分析用テキスト.
::::::

病院に入院していた知人が音楽療法を受けたところ、気分が大分落ち着いたと話していました。音楽療法とはどのような治療なのでしょうか?健康保険は適用されるのか、自宅で音楽を聴くなどセルフケアとして音楽療法を用いることができるのかなど、詳しく教えてください。
Point
- 音楽は脳とこころに働く
- 心理療法的アプローチの一つ
- 音楽療法士が担当
- 病院、施設での補助治療として
- 音楽鑑賞、合唱、演奏など
- 不安、痛み、不眠に一定効果
- 自宅でのセルフ音楽療法
音楽の人への影響
音楽の脳への影響
音楽(Musik)を自ら演奏したり、音を聴いたりすることによって、脳のいろいろな場所が刺激を受けます。楽器演奏では聴覚・視覚・筋力を同時に使うため、空間認識能力や集中力、記憶力などの向上が期待できます(2023年のBrain Behav Immun Health誌)。音楽を学んだことのない人でも、短期間の楽器訓練で脳機能の再構成(脳の可かそ塑性)を生じます(2003年のNeuroimage誌)。
音楽のこころへの影響
音楽は演奏者(作曲者)の感情の表現だけでなく、聴く人の感情も刺激します(2017年のJAMA誌)。短調の和音は悲しみや重苦しい感情を連想させ、明るい長調の曲を聴くと脳内の幸福ホルモン(ドーパミン、セロトニン)を分泌する部分を活性化すると考えられています(2018年のNeuroscience Lett誌、2023年のBrain Behav Immun Health誌)。
音楽を治療に用いる背景
①脳の可塑性や、②記憶力、注意力、学習能力などの認知機能への好影響、③感情へのさまざまな影響などから、④痛みの管理や身体のリハビリテーションにおける音楽の役割が示されています(2023年のBrainBehav Immun Health誌)。
医療における音楽療法
音楽療法(Musiktherapie)とは
音楽的な体験を通じて、心身の健康・社会的機能・自己表現の回復を支援する心理療法的アプローチで(2005年のAMTAの定義、日本音楽療法学会)、補完代替医療(Komplementärmedizin、alternativeMedizin)の一つです。
音楽療法を行うのは誰ですか?
決められている音楽療法プログラムを修了して、音楽療法士(Musiktherapeut/-in)の認定を受けた専門家が、治療過程の中で臨床的エビデンスに基づいた音楽的介入を行います。
どのような領域で用いられますか?

::::::

提供データ.
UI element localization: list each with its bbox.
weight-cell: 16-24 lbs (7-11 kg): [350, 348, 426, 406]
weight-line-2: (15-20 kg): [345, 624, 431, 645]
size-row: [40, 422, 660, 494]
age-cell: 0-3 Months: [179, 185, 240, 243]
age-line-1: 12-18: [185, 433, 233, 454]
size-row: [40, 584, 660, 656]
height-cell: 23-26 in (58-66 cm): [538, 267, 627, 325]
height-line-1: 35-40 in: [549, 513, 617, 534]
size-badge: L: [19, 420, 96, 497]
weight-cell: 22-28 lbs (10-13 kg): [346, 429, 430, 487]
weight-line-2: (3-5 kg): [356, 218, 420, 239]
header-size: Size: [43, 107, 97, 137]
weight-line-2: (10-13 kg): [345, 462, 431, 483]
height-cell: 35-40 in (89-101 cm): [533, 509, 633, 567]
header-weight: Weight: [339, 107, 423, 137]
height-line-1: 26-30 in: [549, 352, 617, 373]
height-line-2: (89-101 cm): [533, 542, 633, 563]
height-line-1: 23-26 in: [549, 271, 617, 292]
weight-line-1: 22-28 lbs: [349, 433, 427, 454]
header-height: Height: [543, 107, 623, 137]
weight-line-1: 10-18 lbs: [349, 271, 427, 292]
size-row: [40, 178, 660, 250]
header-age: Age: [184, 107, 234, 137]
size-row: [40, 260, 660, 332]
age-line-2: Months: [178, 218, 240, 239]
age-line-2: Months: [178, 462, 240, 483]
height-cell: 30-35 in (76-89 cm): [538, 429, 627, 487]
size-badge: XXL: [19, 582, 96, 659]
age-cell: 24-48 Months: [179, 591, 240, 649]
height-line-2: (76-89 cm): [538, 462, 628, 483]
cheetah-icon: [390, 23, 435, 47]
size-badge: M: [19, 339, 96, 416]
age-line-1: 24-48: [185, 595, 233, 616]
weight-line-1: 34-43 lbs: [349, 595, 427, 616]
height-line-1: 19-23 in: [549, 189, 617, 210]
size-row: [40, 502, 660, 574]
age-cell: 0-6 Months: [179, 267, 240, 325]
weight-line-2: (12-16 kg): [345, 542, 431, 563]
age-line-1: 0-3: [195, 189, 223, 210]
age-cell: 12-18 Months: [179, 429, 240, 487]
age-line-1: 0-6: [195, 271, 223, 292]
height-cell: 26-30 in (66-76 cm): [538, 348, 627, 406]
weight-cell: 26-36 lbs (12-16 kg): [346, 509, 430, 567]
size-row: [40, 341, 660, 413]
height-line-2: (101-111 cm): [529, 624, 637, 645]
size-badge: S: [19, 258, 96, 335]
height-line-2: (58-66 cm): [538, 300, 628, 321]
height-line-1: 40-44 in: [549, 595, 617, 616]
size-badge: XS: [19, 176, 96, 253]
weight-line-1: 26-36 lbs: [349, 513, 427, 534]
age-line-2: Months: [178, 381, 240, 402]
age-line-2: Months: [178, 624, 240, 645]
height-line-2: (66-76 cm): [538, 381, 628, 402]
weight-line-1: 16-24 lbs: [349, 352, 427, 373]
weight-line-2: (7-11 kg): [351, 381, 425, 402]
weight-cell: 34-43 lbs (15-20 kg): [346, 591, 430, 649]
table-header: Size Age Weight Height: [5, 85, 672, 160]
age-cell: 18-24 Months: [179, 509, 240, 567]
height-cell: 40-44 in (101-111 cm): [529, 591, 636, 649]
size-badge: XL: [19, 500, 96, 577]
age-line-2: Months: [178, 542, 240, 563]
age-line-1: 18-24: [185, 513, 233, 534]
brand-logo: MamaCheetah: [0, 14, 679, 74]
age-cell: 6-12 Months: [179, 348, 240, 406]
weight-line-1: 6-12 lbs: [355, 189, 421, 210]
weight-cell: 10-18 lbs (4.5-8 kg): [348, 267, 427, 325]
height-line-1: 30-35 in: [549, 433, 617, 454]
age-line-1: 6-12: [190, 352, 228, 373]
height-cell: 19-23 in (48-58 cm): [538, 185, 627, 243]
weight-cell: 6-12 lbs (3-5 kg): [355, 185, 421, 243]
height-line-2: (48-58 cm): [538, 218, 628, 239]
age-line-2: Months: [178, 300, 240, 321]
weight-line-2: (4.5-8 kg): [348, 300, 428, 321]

::::::

音楽療法についての文章を、最後の一文の後から書き継いでください。

音楽療法は医療補助療法(Ergänzende Therapieform)の一つとして、病院・リハビリ施設、精神科、老年医学、小児科、緩和ケア(Palliativmedizin)など、医療の広い領域で用いられています。
医療保険の対象になりますか?
ドイツでは入院中の音楽療法は多くの場合、治療の一環として保険の対象となっています。外来での音楽療法はドイツの連邦合同委員会(GBA)による治療法として承認には至っておらず、通常は個人で負担しなければなりません(2019年のDeutsches Ärztreblatt誌)。
受け身の音楽療法(rezeptive Musiktherapie)
音楽を鑑賞することによって、感動や身体に生じる変化を治療として用います。音楽鑑賞によって気持ちをリラックスさせる「鑑賞療法」、音楽により精神活動を刺激する「刺激療法」(stimulierendeMusiktherapie)などに分けることができます。
参加型の音楽療法(aktive Musiktherapie)
複数の人と一緒に歌を歌う合唱療法、共に演奏する合奏療法などがあり、身体の動きや精神活動を活発化させます。高齢者と歌を歌う、青少年と歌を作る、バンド活動を企画する、さらに子どもたちの治療では音楽を用いた自由遊びなどが利用されています。
症状と音楽療法の効果
患者の不安に対して
手術待機中の患者を対象とした26論文の系統的レビュー(全ての関連研究を収集・評価する手法)では、音楽鑑賞が術前の不安に対して効果が示されました(2013年のCochrane Database Syst Rev)。がん患者の不安には、音楽療法の効果が示唆される知見が多いものの、研究者のバイアスがかかっている可能性を否定できないと指摘されています(2016年のCochrane Database Syst Rev)。
ストレスに対して
47論文のメタ分析(一定の基準を満たす複数の研究結果を統計学的に統合し、定量的な分析を行う手法。2747名対象)では、音楽療法がストレスに対して改善影響があると示されました(2022年のHealthRsychol Rev誌)。同様に104論文の別のメタ分析(9617名対象)でも、音楽介入が生理的、心理的ストレスの軽減効果があることが示されています(2020年のHealth Rsychol Rev誌)。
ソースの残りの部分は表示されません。